(What you are asked to do):
Transcribe all of the data exactly. Omit the pictures.

Data entries
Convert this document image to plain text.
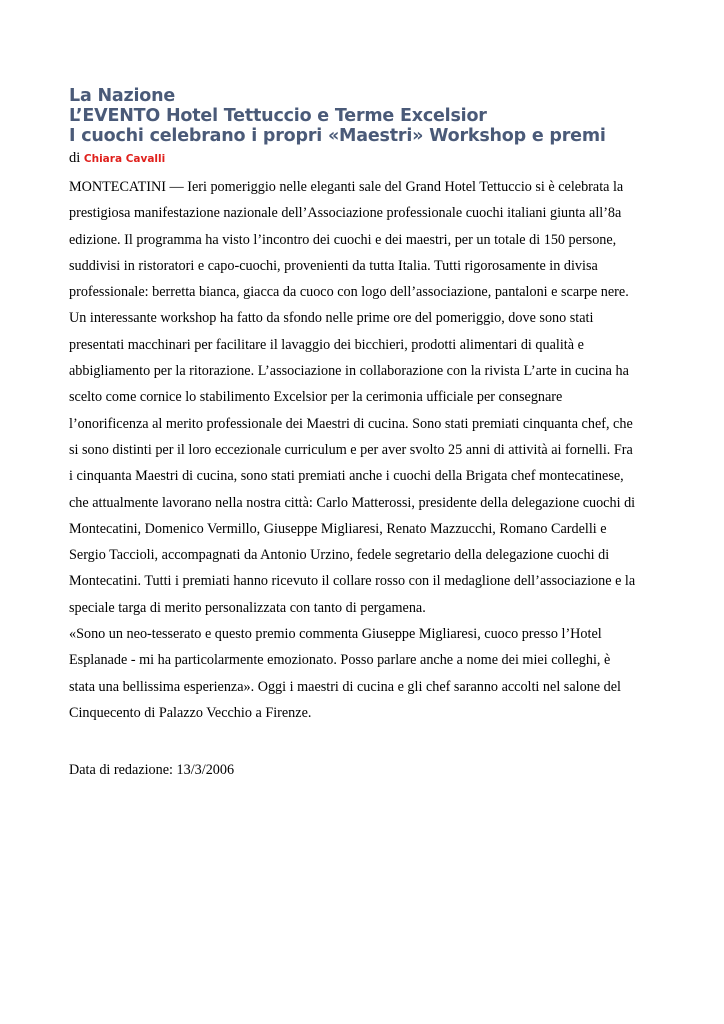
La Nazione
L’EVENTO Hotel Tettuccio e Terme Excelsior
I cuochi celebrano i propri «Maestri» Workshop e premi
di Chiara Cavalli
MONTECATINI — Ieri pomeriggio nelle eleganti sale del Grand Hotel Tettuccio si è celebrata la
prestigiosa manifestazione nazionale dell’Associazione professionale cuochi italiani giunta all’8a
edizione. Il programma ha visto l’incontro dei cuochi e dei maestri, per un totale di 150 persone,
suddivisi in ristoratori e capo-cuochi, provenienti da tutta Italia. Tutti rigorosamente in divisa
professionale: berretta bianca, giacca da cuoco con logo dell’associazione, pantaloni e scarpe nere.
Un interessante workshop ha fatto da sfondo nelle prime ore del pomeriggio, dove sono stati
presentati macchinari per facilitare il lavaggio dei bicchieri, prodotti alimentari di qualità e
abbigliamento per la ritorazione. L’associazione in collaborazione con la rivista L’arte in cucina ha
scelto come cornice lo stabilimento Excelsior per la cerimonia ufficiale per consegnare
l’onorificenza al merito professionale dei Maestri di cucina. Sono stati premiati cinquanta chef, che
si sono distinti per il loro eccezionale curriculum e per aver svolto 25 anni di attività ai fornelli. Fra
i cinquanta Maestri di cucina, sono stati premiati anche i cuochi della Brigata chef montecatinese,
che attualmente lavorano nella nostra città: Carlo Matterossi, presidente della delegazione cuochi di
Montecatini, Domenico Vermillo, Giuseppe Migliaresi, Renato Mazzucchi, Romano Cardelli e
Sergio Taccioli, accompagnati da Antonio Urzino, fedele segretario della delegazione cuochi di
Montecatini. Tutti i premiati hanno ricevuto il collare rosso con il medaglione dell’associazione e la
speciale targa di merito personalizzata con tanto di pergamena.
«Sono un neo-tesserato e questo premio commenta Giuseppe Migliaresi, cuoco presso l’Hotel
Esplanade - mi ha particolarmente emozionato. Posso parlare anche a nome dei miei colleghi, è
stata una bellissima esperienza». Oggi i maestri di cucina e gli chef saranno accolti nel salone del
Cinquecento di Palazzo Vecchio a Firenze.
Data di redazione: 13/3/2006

(Output for this task):
Convert this document image to plain text.
La Nazione
L’EVENTO Hotel Tettuccio e Terme Excelsior
I cuochi celebrano i propri «Maestri» Workshop e premi
di Chiara Cavalli
MONTECATINI — Ieri pomeriggio nelle eleganti sale del Grand Hotel Tettuccio si è celebrata la
prestigiosa manifestazione nazionale dell’Associazione professionale cuochi italiani giunta all’8a
edizione. Il programma ha visto l’incontro dei cuochi e dei maestri, per un totale di 150 persone,
suddivisi in ristoratori e capo-cuochi, provenienti da tutta Italia. Tutti rigorosamente in divisa
professionale: berretta bianca, giacca da cuoco con logo dell’associazione, pantaloni e scarpe nere.
Un interessante workshop ha fatto da sfondo nelle prime ore del pomeriggio, dove sono stati
presentati macchinari per facilitare il lavaggio dei bicchieri, prodotti alimentari di qualità e
abbigliamento per la ritorazione. L’associazione in collaborazione con la rivista L’arte in cucina ha
scelto come cornice lo stabilimento Excelsior per la cerimonia ufficiale per consegnare
l’onorificenza al merito professionale dei Maestri di cucina. Sono stati premiati cinquanta chef, che
si sono distinti per il loro eccezionale curriculum e per aver svolto 25 anni di attività ai fornelli. Fra
i cinquanta Maestri di cucina, sono stati premiati anche i cuochi della Brigata chef montecatinese,
che attualmente lavorano nella nostra città: Carlo Matterossi, presidente della delegazione cuochi di
Montecatini, Domenico Vermillo, Giuseppe Migliaresi, Renato Mazzucchi, Romano Cardelli e
Sergio Taccioli, accompagnati da Antonio Urzino, fedele segretario della delegazione cuochi di
Montecatini. Tutti i premiati hanno ricevuto il collare rosso con il medaglione dell’associazione e la
speciale targa di merito personalizzata con tanto di pergamena.
«Sono un neo-tesserato e questo premio commenta Giuseppe Migliaresi, cuoco presso l’Hotel
Esplanade - mi ha particolarmente emozionato. Posso parlare anche a nome dei miei colleghi, è
stata una bellissima esperienza». Oggi i maestri di cucina e gli chef saranno accolti nel salone del
Cinquecento di Palazzo Vecchio a Firenze.
Data di redazione: 13/3/2006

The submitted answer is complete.